Instruction.
Below is a block of records; repeat all of them exactly.

━━━━━ Records to process ━━━━━

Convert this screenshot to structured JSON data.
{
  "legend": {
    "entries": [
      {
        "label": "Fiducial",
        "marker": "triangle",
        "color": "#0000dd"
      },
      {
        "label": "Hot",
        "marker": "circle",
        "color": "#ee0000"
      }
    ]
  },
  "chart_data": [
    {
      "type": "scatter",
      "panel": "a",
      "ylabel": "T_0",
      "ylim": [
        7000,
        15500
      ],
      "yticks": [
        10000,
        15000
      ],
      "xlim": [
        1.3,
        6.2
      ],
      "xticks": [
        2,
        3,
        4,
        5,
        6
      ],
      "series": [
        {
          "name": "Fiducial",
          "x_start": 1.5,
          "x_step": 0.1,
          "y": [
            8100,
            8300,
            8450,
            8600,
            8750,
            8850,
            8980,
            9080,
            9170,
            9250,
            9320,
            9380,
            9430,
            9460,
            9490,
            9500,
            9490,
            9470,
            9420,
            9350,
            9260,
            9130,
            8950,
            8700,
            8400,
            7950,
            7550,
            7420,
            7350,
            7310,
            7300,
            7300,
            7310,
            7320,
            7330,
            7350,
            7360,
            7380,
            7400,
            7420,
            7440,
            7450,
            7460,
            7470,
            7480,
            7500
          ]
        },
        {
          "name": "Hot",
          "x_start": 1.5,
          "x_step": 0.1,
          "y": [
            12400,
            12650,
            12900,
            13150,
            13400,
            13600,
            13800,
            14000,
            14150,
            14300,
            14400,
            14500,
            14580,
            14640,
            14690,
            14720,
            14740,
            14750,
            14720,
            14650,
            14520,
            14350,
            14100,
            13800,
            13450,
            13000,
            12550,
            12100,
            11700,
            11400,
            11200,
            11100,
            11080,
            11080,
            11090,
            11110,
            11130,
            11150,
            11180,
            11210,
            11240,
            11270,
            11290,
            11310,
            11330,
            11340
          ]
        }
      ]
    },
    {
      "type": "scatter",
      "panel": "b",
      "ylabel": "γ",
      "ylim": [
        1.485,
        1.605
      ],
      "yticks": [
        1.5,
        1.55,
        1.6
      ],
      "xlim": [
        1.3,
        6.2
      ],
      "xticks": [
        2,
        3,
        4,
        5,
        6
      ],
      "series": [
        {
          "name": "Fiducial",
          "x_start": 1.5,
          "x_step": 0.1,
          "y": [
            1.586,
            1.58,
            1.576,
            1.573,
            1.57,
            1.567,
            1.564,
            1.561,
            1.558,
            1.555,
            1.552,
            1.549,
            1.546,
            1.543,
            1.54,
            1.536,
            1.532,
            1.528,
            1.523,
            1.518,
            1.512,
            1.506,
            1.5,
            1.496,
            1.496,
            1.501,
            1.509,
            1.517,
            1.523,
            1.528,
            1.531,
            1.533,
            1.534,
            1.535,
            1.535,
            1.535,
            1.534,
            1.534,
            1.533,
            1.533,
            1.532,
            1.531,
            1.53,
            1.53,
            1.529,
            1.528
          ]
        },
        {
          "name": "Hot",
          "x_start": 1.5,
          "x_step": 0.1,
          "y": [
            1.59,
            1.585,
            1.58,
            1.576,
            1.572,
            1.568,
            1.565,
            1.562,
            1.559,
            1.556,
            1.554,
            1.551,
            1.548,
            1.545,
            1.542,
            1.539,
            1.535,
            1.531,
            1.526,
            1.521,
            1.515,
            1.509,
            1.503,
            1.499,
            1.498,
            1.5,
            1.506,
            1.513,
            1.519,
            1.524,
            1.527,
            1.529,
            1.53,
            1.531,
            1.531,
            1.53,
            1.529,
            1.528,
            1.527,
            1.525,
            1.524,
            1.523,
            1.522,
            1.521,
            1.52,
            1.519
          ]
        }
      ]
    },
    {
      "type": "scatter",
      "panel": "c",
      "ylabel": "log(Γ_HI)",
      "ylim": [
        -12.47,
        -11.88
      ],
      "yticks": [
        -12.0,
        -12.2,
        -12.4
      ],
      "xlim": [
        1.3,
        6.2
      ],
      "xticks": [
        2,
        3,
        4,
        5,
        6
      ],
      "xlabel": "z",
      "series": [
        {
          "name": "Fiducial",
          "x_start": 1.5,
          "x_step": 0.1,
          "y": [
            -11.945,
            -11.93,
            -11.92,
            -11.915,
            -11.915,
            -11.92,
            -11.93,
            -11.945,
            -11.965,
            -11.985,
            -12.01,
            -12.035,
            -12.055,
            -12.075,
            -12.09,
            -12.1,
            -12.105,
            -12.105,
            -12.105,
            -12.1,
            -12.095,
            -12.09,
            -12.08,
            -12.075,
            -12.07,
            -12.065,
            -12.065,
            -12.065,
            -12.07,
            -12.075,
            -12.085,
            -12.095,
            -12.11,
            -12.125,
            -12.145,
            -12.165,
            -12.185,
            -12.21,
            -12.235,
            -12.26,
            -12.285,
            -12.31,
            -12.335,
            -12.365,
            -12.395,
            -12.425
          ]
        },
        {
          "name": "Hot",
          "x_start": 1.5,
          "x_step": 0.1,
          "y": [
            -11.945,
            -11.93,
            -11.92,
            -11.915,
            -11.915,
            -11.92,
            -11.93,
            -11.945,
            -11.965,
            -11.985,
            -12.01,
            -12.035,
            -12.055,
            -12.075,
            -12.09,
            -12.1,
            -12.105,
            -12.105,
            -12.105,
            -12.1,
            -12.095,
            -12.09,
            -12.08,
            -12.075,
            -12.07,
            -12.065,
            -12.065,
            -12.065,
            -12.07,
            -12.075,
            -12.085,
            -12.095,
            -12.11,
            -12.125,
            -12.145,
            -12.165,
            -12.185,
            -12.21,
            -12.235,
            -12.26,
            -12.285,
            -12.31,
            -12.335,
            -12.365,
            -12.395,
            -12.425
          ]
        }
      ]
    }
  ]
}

━━━━━

Full answer.
Convert this screenshot to structured JSON data.
{
  "legend": {
    "entries": [
      {
        "label": "Fiducial",
        "marker": "triangle",
        "color": "#0000dd"
      },
      {
        "label": "Hot",
        "marker": "circle",
        "color": "#ee0000"
      }
    ]
  },
  "chart_data": [
    {
      "type": "scatter",
      "panel": "a",
      "ylabel": "T_0",
      "ylim": [
        7000,
        15500
      ],
      "yticks": [
        10000,
        15000
      ],
      "xlim": [
        1.3,
        6.2
      ],
      "xticks": [
        2,
        3,
        4,
        5,
        6
      ],
      "series": [
        {
          "name": "Fiducial",
          "x_start": 1.5,
          "x_step": 0.1,
          "y": [
            8100,
            8300,
            8450,
            8600,
            8750,
            8850,
            8980,
            9080,
            9170,
            9250,
            9320,
            9380,
            9430,
            9460,
            9490,
            9500,
            9490,
            9470,
            9420,
            9350,
            9260,
            9130,
            8950,
            8700,
            8400,
            7950,
            7550,
            7420,
            7350,
            7310,
            7300,
            7300,
            7310,
            7320,
            7330,
            7350,
            7360,
            7380,
            7400,
            7420,
            7440,
            7450,
            7460,
            7470,
            7480,
            7500
          ]
        },
        {
          "name": "Hot",
          "x_start": 1.5,
          "x_step": 0.1,
          "y": [
            12400,
            12650,
            12900,
            13150,
            13400,
            13600,
            13800,
            14000,
            14150,
            14300,
            14400,
            14500,
            14580,
            14640,
            14690,
            14720,
            14740,
            14750,
            14720,
            14650,
            14520,
            14350,
            14100,
            13800,
            13450,
            13000,
            12550,
            12100,
            11700,
            11400,
            11200,
            11100,
            11080,
            11080,
            11090,
            11110,
            11130,
            11150,
            11180,
            11210,
            11240,
            11270,
            11290,
            11310,
            11330,
            11340
          ]
        }
      ]
    },
    {
      "type": "scatter",
      "panel": "b",
      "ylabel": "γ",
      "ylim": [
        1.485,
        1.605
      ],
      "yticks": [
        1.5,
        1.55,
        1.6
      ],
      "xlim": [
        1.3,
        6.2
      ],
      "xticks": [
        2,
        3,
        4,
        5,
        6
      ],
      "series": [
        {
          "name": "Fiducial",
          "x_start": 1.5,
          "x_step": 0.1,
          "y": [
            1.586,
            1.58,
            1.576,
            1.573,
            1.57,
            1.567,
            1.564,
            1.561,
            1.558,
            1.555,
            1.552,
            1.549,
            1.546,
            1.543,
            1.54,
            1.536,
            1.532,
            1.528,
            1.523,
            1.518,
            1.512,
            1.506,
            1.5,
            1.496,
            1.496,
            1.501,
            1.509,
            1.517,
            1.523,
            1.528,
            1.531,
            1.533,
            1.534,
            1.535,
            1.535,
            1.535,
            1.534,
            1.534,
            1.533,
            1.533,
            1.532,
            1.531,
            1.53,
            1.53,
            1.529,
            1.528
          ]
        },
        {
          "name": "Hot",
          "x_start": 1.5,
          "x_step": 0.1,
          "y": [
            1.59,
            1.585,
            1.58,
            1.576,
            1.572,
            1.568,
            1.565,
            1.562,
            1.559,
            1.556,
            1.554,
            1.551,
            1.548,
            1.545,
            1.542,
            1.539,
            1.535,
            1.531,
            1.526,
            1.521,
            1.515,
            1.509,
            1.503,
            1.499,
            1.498,
            1.5,
            1.506,
            1.513,
            1.519,
            1.524,
            1.527,
            1.529,
            1.53,
            1.531,
            1.531,
            1.53,
            1.529,
            1.528,
            1.527,
            1.525,
            1.524,
            1.523,
            1.522,
            1.521,
            1.52,
            1.519
          ]
        }
      ]
    },
    {
      "type": "scatter",
      "panel": "c",
      "ylabel": "log(Γ_HI)",
      "ylim": [
        -12.47,
        -11.88
      ],
      "yticks": [
        -12.0,
        -12.2,
        -12.4
      ],
      "xlim": [
        1.3,
        6.2
      ],
      "xticks": [
        2,
        3,
        4,
        5,
        6
      ],
      "xlabel": "z",
      "series": [
        {
          "name": "Fiducial",
          "x_start": 1.5,
          "x_step": 0.1,
          "y": [
            -11.945,
            -11.93,
            -11.92,
            -11.915,
            -11.915,
            -11.92,
            -11.93,
            -11.945,
            -11.965,
            -11.985,
            -12.01,
            -12.035,
            -12.055,
            -12.075,
            -12.09,
            -12.1,
            -12.105,
            -12.105,
            -12.105,
            -12.1,
            -12.095,
            -12.09,
            -12.08,
            -12.075,
            -12.07,
            -12.065,
            -12.065,
            -12.065,
            -12.07,
            -12.075,
            -12.085,
            -12.095,
            -12.11,
            -12.125,
            -12.145,
            -12.165,
            -12.185,
            -12.21,
            -12.235,
            -12.26,
            -12.285,
            -12.31,
            -12.335,
            -12.365,
            -12.395,
            -12.425
          ]
        },
        {
          "name": "Hot",
          "x_start": 1.5,
          "x_step": 0.1,
          "y": [
            -11.945,
            -11.93,
            -11.92,
            -11.915,
            -11.915,
            -11.92,
            -11.93,
            -11.945,
            -11.965,
            -11.985,
            -12.01,
            -12.035,
            -12.055,
            -12.075,
            -12.09,
            -12.1,
            -12.105,
            -12.105,
            -12.105,
            -12.1,
            -12.095,
            -12.09,
            -12.08,
            -12.075,
            -12.07,
            -12.065,
            -12.065,
            -12.065,
            -12.07,
            -12.075,
            -12.085,
            -12.095,
            -12.11,
            -12.125,
            -12.145,
            -12.165,
            -12.185,
            -12.21,
            -12.235,
            -12.26,
            -12.285,
            -12.31,
            -12.335,
            -12.365,
            -12.395,
            -12.425
          ]
        }
      ]
    }
  ]
}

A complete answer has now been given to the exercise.